— DIRECTION —
Each line that holds the word "excès" counts once. Give the total number of such lines and nothing else.

**** DATASET RECORDS ****

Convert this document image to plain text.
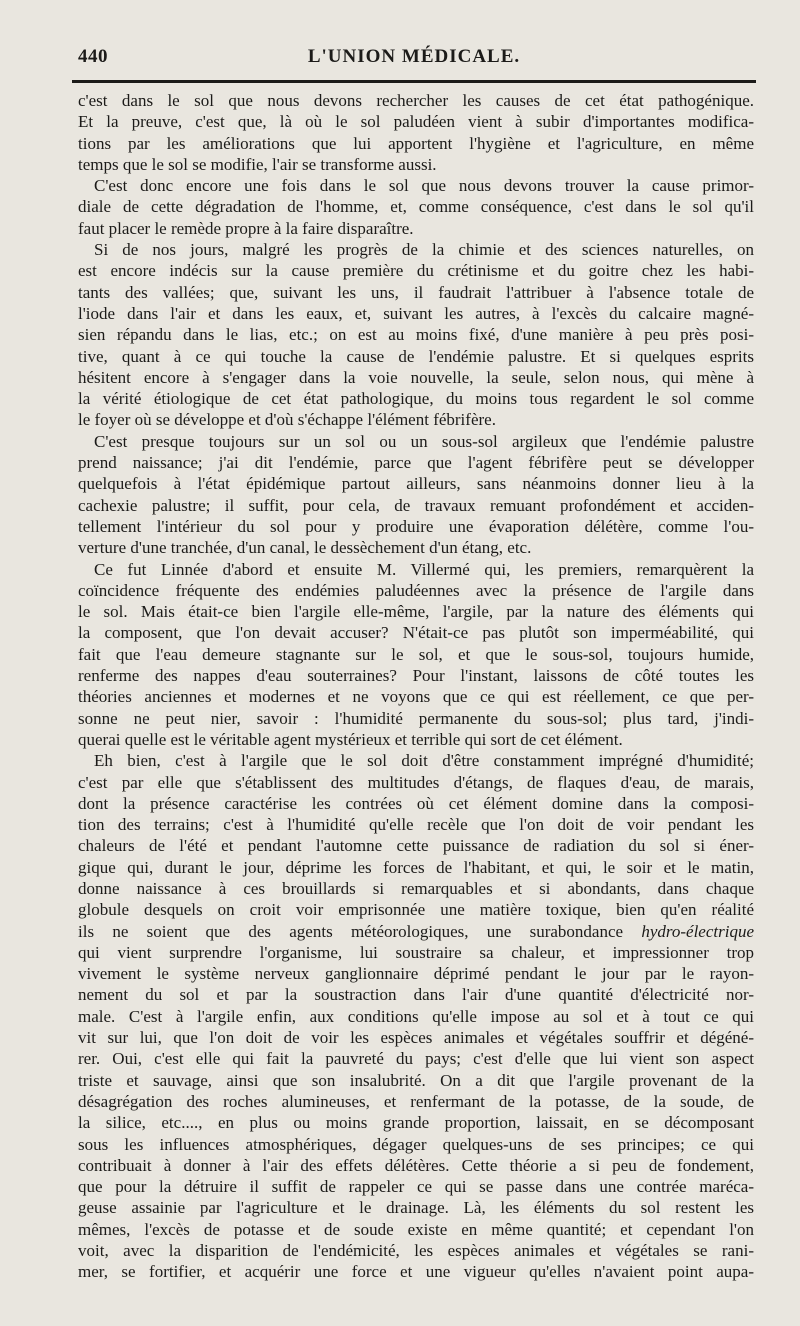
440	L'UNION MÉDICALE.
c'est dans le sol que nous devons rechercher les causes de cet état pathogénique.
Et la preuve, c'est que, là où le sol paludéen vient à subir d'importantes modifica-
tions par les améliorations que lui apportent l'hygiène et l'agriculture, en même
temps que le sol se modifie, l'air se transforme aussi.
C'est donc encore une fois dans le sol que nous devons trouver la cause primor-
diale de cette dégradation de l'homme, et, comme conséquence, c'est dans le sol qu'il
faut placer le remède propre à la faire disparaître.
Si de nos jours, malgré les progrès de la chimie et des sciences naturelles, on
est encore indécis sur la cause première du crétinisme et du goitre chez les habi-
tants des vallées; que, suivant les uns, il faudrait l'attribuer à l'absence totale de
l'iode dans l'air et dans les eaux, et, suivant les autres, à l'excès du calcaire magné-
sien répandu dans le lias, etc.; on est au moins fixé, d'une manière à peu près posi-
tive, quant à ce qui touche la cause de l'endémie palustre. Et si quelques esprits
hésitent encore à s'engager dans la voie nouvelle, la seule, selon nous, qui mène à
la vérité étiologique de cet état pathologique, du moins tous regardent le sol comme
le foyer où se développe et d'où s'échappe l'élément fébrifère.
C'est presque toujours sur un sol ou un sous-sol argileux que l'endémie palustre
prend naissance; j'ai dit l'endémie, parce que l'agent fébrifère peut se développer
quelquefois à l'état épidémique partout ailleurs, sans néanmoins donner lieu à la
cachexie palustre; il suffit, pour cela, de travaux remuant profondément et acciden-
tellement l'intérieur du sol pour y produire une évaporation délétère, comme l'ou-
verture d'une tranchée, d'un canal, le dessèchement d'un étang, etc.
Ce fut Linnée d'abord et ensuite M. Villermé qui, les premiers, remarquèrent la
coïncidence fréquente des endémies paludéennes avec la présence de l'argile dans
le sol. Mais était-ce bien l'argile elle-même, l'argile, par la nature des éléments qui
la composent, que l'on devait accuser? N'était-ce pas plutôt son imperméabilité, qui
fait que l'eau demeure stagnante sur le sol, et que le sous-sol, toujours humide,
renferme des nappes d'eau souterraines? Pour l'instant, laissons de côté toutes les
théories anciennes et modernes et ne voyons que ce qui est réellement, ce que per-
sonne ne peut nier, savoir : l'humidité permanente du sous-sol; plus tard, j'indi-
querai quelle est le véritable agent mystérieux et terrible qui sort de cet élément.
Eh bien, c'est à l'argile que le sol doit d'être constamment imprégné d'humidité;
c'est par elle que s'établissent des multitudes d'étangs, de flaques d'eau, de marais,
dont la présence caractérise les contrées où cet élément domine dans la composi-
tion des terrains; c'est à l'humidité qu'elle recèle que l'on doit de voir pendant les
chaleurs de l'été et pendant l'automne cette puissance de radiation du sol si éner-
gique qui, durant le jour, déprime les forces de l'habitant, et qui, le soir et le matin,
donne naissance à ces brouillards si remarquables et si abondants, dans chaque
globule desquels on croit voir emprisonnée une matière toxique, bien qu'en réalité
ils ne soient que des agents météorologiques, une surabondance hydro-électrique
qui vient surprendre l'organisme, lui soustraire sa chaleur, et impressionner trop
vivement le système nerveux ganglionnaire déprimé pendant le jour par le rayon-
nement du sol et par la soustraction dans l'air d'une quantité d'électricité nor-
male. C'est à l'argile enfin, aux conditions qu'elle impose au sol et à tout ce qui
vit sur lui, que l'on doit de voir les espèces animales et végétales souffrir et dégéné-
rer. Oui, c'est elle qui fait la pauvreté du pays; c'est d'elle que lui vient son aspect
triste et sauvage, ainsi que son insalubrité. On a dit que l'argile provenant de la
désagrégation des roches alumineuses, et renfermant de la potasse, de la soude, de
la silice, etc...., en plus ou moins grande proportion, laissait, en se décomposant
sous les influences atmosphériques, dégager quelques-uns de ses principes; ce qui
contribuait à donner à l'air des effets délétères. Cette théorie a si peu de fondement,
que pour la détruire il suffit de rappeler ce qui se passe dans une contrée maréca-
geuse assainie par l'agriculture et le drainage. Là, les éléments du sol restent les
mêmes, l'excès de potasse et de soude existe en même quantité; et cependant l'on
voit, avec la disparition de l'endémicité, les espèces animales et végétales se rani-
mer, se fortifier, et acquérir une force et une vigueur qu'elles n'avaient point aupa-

****
**** DATASET RECORDS ****

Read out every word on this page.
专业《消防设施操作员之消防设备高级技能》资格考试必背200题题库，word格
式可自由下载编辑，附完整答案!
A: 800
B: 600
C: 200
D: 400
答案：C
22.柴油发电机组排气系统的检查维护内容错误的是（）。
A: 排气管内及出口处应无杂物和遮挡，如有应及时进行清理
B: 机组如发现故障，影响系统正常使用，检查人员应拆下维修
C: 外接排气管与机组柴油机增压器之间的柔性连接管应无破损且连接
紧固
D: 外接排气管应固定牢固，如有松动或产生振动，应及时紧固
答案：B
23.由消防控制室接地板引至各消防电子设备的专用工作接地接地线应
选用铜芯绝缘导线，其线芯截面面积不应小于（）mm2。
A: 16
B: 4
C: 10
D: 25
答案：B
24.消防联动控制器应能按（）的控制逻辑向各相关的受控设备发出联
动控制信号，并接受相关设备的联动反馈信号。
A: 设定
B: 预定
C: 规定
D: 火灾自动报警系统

****

— THE REPLY —
2